===== THE INPUT =====

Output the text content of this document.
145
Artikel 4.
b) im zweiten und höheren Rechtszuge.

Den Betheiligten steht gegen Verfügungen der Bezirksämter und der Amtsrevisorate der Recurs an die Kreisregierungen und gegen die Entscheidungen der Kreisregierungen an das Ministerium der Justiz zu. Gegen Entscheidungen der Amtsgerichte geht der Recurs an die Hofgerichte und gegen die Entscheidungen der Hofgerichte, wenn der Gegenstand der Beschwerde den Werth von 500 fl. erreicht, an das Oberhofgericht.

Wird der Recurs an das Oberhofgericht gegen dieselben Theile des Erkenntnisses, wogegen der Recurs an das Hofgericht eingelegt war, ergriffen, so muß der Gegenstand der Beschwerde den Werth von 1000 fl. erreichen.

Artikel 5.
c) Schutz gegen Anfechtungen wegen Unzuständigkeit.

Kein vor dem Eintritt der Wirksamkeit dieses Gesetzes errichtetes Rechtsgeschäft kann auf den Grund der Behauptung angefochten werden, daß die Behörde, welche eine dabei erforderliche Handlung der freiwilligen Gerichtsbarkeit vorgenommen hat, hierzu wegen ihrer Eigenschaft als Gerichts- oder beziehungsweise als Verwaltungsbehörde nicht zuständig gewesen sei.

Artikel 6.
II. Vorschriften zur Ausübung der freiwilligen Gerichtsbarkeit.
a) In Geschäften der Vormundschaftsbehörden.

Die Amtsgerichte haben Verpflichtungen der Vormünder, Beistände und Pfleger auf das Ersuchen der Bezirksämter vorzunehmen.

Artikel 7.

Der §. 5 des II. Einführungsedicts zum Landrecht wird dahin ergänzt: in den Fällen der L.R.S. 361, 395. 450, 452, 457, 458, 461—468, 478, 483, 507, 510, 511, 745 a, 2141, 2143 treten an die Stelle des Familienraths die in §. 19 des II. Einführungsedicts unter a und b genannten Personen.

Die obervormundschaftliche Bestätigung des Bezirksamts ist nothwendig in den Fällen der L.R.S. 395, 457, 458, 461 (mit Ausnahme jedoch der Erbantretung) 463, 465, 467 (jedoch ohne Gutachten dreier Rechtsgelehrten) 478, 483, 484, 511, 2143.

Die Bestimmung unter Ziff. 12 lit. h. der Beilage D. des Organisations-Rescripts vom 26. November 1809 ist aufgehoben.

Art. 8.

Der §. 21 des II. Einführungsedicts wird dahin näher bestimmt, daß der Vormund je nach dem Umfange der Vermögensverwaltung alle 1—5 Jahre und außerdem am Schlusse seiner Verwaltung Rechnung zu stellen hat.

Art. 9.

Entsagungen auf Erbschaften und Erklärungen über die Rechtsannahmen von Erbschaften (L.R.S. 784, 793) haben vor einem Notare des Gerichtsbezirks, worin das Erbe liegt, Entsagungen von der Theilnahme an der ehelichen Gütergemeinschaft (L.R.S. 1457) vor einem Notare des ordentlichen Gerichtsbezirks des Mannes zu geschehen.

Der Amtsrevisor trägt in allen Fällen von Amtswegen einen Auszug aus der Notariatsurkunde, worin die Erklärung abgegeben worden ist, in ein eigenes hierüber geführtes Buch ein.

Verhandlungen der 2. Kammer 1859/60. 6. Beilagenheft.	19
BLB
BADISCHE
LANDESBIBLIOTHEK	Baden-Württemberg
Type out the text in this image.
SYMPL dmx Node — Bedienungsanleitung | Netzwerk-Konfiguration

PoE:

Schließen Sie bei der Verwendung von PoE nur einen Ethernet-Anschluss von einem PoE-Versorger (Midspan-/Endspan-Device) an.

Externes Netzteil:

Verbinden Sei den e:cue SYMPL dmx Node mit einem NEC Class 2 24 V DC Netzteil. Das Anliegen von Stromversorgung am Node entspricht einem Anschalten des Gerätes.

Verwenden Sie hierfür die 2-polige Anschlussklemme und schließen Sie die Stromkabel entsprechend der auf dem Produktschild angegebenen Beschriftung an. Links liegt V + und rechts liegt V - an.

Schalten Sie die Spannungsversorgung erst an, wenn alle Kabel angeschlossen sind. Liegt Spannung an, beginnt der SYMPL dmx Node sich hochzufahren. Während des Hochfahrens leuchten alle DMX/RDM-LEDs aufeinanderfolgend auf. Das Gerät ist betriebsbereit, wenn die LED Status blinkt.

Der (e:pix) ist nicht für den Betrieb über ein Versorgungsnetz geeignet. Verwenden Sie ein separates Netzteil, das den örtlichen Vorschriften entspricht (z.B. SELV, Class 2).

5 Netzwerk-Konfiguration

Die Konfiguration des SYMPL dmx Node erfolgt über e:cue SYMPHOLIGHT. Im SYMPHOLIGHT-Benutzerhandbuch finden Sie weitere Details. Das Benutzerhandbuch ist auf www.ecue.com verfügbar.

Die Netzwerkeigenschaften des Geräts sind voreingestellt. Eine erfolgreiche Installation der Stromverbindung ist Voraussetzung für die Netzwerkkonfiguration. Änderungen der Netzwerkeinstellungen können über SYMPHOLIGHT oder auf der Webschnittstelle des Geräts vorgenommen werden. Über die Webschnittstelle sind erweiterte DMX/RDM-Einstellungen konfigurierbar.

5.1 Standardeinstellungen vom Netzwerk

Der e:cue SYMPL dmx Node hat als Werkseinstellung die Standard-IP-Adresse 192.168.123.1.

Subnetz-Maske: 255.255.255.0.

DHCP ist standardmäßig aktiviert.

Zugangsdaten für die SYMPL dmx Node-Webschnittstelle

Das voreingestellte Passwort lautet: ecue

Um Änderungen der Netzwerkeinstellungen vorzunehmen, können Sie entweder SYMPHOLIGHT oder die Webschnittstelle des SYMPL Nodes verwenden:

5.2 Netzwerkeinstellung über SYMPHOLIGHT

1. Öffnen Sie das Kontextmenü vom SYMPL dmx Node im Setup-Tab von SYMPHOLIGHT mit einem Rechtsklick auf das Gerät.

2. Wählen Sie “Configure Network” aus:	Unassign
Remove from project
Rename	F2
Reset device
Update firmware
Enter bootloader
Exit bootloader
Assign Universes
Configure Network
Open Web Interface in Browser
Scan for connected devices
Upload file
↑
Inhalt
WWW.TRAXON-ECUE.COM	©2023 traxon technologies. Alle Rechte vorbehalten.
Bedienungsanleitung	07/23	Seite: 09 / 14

=====

WHAT THE EXERCISE ASKS: All entries above must be reproduced without a single change.

WRITTEN RESPONSE:
Output the text content of this document.
145
Artikel 4.
b) im zweiten und höheren Rechtszuge.

Den Betheiligten steht gegen Verfügungen der Bezirksämter und der Amtsrevisorate der Recurs an die Kreisregierungen und gegen die Entscheidungen der Kreisregierungen an das Ministerium der Justiz zu. Gegen Entscheidungen der Amtsgerichte geht der Recurs an die Hofgerichte und gegen die Entscheidungen der Hofgerichte, wenn der Gegenstand der Beschwerde den Werth von 500 fl. erreicht, an das Oberhofgericht.

Wird der Recurs an das Oberhofgericht gegen dieselben Theile des Erkenntnisses, wogegen der Recurs an das Hofgericht eingelegt war, ergriffen, so muß der Gegenstand der Beschwerde den Werth von 1000 fl. erreichen.

Artikel 5.
c) Schutz gegen Anfechtungen wegen Unzuständigkeit.

Kein vor dem Eintritt der Wirksamkeit dieses Gesetzes errichtetes Rechtsgeschäft kann auf den Grund der Behauptung angefochten werden, daß die Behörde, welche eine dabei erforderliche Handlung der freiwilligen Gerichtsbarkeit vorgenommen hat, hierzu wegen ihrer Eigenschaft als Gerichts- oder beziehungsweise als Verwaltungsbehörde nicht zuständig gewesen sei.

Artikel 6.
II. Vorschriften zur Ausübung der freiwilligen Gerichtsbarkeit.
a) In Geschäften der Vormundschaftsbehörden.

Die Amtsgerichte haben Verpflichtungen der Vormünder, Beistände und Pfleger auf das Ersuchen der Bezirksämter vorzunehmen.

Artikel 7.

Der §. 5 des II. Einführungsedicts zum Landrecht wird dahin ergänzt: in den Fällen der L.R.S. 361, 395. 450, 452, 457, 458, 461—468, 478, 483, 507, 510, 511, 745 a, 2141, 2143 treten an die Stelle des Familienraths die in §. 19 des II. Einführungsedicts unter a und b genannten Personen.

Die obervormundschaftliche Bestätigung des Bezirksamts ist nothwendig in den Fällen der L.R.S. 395, 457, 458, 461 (mit Ausnahme jedoch der Erbantretung) 463, 465, 467 (jedoch ohne Gutachten dreier Rechtsgelehrten) 478, 483, 484, 511, 2143.

Die Bestimmung unter Ziff. 12 lit. h. der Beilage D. des Organisations-Rescripts vom 26. November 1809 ist aufgehoben.

Art. 8.

Der §. 21 des II. Einführungsedicts wird dahin näher bestimmt, daß der Vormund je nach dem Umfange der Vermögensverwaltung alle 1—5 Jahre und außerdem am Schlusse seiner Verwaltung Rechnung zu stellen hat.

Art. 9.

Entsagungen auf Erbschaften und Erklärungen über die Rechtsannahmen von Erbschaften (L.R.S. 784, 793) haben vor einem Notare des Gerichtsbezirks, worin das Erbe liegt, Entsagungen von der Theilnahme an der ehelichen Gütergemeinschaft (L.R.S. 1457) vor einem Notare des ordentlichen Gerichtsbezirks des Mannes zu geschehen.

Der Amtsrevisor trägt in allen Fällen von Amtswegen einen Auszug aus der Notariatsurkunde, worin die Erklärung abgegeben worden ist, in ein eigenes hierüber geführtes Buch ein.

Verhandlungen der 2. Kammer 1859/60. 6. Beilagenheft.	19
BLB
BADISCHE
LANDESBIBLIOTHEK	Baden-Württemberg
Type out the text in this image.
SYMPL dmx Node — Bedienungsanleitung | Netzwerk-Konfiguration

PoE:

Schließen Sie bei der Verwendung von PoE nur einen Ethernet-Anschluss von einem PoE-Versorger (Midspan-/Endspan-Device) an.

Externes Netzteil:

Verbinden Sei den e:cue SYMPL dmx Node mit einem NEC Class 2 24 V DC Netzteil. Das Anliegen von Stromversorgung am Node entspricht einem Anschalten des Gerätes.

Verwenden Sie hierfür die 2-polige Anschlussklemme und schließen Sie die Stromkabel entsprechend der auf dem Produktschild angegebenen Beschriftung an. Links liegt V + und rechts liegt V - an.

Schalten Sie die Spannungsversorgung erst an, wenn alle Kabel angeschlossen sind. Liegt Spannung an, beginnt der SYMPL dmx Node sich hochzufahren. Während des Hochfahrens leuchten alle DMX/RDM-LEDs aufeinanderfolgend auf. Das Gerät ist betriebsbereit, wenn die LED Status blinkt.

Der (e:pix) ist nicht für den Betrieb über ein Versorgungsnetz geeignet. Verwenden Sie ein separates Netzteil, das den örtlichen Vorschriften entspricht (z.B. SELV, Class 2).

5 Netzwerk-Konfiguration

Die Konfiguration des SYMPL dmx Node erfolgt über e:cue SYMPHOLIGHT. Im SYMPHOLIGHT-Benutzerhandbuch finden Sie weitere Details. Das Benutzerhandbuch ist auf www.ecue.com verfügbar.

Die Netzwerkeigenschaften des Geräts sind voreingestellt. Eine erfolgreiche Installation der Stromverbindung ist Voraussetzung für die Netzwerkkonfiguration. Änderungen der Netzwerkeinstellungen können über SYMPHOLIGHT oder auf der Webschnittstelle des Geräts vorgenommen werden. Über die Webschnittstelle sind erweiterte DMX/RDM-Einstellungen konfigurierbar.

5.1 Standardeinstellungen vom Netzwerk

Der e:cue SYMPL dmx Node hat als Werkseinstellung die Standard-IP-Adresse 192.168.123.1.

Subnetz-Maske: 255.255.255.0.

DHCP ist standardmäßig aktiviert.

Zugangsdaten für die SYMPL dmx Node-Webschnittstelle

Das voreingestellte Passwort lautet: ecue

Um Änderungen der Netzwerkeinstellungen vorzunehmen, können Sie entweder SYMPHOLIGHT oder die Webschnittstelle des SYMPL Nodes verwenden:

5.2 Netzwerkeinstellung über SYMPHOLIGHT

1. Öffnen Sie das Kontextmenü vom SYMPL dmx Node im Setup-Tab von SYMPHOLIGHT mit einem Rechtsklick auf das Gerät.

2. Wählen Sie “Configure Network” aus:	Unassign
Remove from project
Rename	F2
Reset device
Update firmware
Enter bootloader
Exit bootloader
Assign Universes
Configure Network
Open Web Interface in Browser
Scan for connected devices
Upload file
↑
Inhalt
WWW.TRAXON-ECUE.COM	©2023 traxon technologies. Alle Rechte vorbehalten.
Bedienungsanleitung	07/23	Seite: 09 / 14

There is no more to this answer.